=== SUPPLIED INFORMATION ===
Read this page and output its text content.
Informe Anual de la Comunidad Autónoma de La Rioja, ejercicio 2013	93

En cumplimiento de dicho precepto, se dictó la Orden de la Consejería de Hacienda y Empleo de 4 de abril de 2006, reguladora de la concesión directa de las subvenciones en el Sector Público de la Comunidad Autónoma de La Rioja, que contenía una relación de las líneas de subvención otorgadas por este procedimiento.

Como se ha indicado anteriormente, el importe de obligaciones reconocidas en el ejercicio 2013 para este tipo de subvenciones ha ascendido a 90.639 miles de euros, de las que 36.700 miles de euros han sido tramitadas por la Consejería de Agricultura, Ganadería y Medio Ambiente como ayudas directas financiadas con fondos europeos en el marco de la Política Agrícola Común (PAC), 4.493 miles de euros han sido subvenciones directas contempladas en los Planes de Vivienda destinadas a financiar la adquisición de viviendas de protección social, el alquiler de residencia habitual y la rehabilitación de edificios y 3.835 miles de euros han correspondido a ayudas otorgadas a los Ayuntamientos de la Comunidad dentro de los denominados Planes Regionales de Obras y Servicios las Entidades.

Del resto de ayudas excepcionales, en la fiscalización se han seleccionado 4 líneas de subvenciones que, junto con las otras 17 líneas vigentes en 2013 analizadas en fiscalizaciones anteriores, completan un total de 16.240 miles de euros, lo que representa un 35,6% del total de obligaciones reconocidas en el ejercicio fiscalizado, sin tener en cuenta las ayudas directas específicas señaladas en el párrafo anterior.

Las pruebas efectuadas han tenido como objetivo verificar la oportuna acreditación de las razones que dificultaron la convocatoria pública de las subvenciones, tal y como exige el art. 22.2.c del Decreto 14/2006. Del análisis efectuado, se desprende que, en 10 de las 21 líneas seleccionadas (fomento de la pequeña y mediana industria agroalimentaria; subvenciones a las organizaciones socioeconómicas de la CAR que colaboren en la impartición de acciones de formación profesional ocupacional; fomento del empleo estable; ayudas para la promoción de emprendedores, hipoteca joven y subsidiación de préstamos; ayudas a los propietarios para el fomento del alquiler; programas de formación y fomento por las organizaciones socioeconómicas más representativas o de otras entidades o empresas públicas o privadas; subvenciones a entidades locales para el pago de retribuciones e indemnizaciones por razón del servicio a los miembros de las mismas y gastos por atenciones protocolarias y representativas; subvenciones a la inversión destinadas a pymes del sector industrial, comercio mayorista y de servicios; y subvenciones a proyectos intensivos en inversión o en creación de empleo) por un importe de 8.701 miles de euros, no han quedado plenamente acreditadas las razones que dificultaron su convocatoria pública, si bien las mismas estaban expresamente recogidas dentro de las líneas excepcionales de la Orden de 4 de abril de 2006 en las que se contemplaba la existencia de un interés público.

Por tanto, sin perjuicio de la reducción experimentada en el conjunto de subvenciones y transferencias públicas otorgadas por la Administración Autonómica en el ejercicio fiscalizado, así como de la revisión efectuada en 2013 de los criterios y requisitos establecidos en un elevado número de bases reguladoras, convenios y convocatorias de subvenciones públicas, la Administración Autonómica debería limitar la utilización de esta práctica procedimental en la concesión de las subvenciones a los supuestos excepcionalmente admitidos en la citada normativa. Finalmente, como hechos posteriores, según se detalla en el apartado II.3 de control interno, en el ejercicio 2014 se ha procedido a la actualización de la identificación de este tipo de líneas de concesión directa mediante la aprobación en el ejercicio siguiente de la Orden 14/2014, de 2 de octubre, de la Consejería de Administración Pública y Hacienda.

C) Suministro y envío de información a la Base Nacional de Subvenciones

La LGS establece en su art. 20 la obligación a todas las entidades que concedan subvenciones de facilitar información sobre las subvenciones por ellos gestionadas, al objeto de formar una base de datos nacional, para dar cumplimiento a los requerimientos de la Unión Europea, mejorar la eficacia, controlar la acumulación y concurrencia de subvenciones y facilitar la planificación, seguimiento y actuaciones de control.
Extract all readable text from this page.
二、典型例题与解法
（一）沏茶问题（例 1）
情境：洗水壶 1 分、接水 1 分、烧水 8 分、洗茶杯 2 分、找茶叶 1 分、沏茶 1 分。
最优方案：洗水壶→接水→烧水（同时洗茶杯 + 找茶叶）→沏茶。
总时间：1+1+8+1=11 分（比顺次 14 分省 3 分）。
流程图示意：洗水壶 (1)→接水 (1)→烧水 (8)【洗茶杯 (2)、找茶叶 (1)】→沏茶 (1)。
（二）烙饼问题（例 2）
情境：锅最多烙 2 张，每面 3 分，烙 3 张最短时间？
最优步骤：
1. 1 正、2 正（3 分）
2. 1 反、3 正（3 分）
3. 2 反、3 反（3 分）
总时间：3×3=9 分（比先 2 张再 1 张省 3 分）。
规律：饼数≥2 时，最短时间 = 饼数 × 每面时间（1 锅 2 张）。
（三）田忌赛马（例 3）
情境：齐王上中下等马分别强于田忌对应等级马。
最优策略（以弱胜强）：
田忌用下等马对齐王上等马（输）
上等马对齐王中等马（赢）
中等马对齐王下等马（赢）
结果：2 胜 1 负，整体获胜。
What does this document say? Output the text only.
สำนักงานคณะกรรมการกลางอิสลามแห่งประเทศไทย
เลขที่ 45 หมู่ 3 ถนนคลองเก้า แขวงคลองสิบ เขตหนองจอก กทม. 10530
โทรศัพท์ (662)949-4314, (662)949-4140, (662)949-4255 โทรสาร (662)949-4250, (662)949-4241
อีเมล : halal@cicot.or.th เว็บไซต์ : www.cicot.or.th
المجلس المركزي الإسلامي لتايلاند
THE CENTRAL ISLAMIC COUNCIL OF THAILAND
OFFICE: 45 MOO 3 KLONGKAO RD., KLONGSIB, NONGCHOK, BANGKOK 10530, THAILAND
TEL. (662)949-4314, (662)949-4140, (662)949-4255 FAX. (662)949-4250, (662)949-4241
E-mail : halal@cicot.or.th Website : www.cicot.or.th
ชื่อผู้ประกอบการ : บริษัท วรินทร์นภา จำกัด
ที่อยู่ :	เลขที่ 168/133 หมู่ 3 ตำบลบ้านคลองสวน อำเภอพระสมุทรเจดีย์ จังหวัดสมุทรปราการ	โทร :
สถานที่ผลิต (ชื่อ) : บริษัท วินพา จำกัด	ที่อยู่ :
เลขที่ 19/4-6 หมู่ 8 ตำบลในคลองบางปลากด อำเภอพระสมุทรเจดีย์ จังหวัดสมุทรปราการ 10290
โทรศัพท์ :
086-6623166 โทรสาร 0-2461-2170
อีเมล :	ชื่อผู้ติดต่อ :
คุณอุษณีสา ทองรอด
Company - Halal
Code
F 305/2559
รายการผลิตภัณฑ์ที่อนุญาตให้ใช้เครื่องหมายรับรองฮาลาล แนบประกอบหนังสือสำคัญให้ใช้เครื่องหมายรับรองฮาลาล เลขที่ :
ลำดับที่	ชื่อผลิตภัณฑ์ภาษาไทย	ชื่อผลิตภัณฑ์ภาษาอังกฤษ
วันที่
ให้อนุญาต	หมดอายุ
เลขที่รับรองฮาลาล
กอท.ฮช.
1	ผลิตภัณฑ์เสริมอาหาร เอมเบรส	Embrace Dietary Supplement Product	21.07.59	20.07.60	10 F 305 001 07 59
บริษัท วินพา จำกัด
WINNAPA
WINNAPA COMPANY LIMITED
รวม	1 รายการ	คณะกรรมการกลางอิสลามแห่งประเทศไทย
===
JOB → Repeat exactly the lines above from the line that contains "What does this" through the end. Include both of these ends; leave out everything else.

EXPECTED ANSWER →
What does this document say? Output the text only.
สำนักงานคณะกรรมการกลางอิสลามแห่งประเทศไทย
เลขที่ 45 หมู่ 3 ถนนคลองเก้า แขวงคลองสิบ เขตหนองจอก กทม. 10530
โทรศัพท์ (662)949-4314, (662)949-4140, (662)949-4255 โทรสาร (662)949-4250, (662)949-4241
อีเมล : halal@cicot.or.th เว็บไซต์ : www.cicot.or.th
المجلس المركزي الإسلامي لتايلاند
THE CENTRAL ISLAMIC COUNCIL OF THAILAND
OFFICE: 45 MOO 3 KLONGKAO RD., KLONGSIB, NONGCHOK, BANGKOK 10530, THAILAND
TEL. (662)949-4314, (662)949-4140, (662)949-4255 FAX. (662)949-4250, (662)949-4241
E-mail : halal@cicot.or.th Website : www.cicot.or.th
ชื่อผู้ประกอบการ : บริษัท วรินทร์นภา จำกัด
ที่อยู่ :	เลขที่ 168/133 หมู่ 3 ตำบลบ้านคลองสวน อำเภอพระสมุทรเจดีย์ จังหวัดสมุทรปราการ	โทร :
สถานที่ผลิต (ชื่อ) : บริษัท วินพา จำกัด	ที่อยู่ :
เลขที่ 19/4-6 หมู่ 8 ตำบลในคลองบางปลากด อำเภอพระสมุทรเจดีย์ จังหวัดสมุทรปราการ 10290
โทรศัพท์ :
086-6623166 โทรสาร 0-2461-2170
อีเมล :	ชื่อผู้ติดต่อ :
คุณอุษณีสา ทองรอด
Company - Halal
Code
F 305/2559
รายการผลิตภัณฑ์ที่อนุญาตให้ใช้เครื่องหมายรับรองฮาลาล แนบประกอบหนังสือสำคัญให้ใช้เครื่องหมายรับรองฮาลาล เลขที่ :
ลำดับที่	ชื่อผลิตภัณฑ์ภาษาไทย	ชื่อผลิตภัณฑ์ภาษาอังกฤษ
วันที่
ให้อนุญาต	หมดอายุ
เลขที่รับรองฮาลาล
กอท.ฮช.
1	ผลิตภัณฑ์เสริมอาหาร เอมเบรส	Embrace Dietary Supplement Product	21.07.59	20.07.60	10 F 305 001 07 59
บริษัท วินพา จำกัด
WINNAPA
WINNAPA COMPANY LIMITED
รวม	1 รายการ	คณะกรรมการกลางอิสลามแห่งประเทศไทย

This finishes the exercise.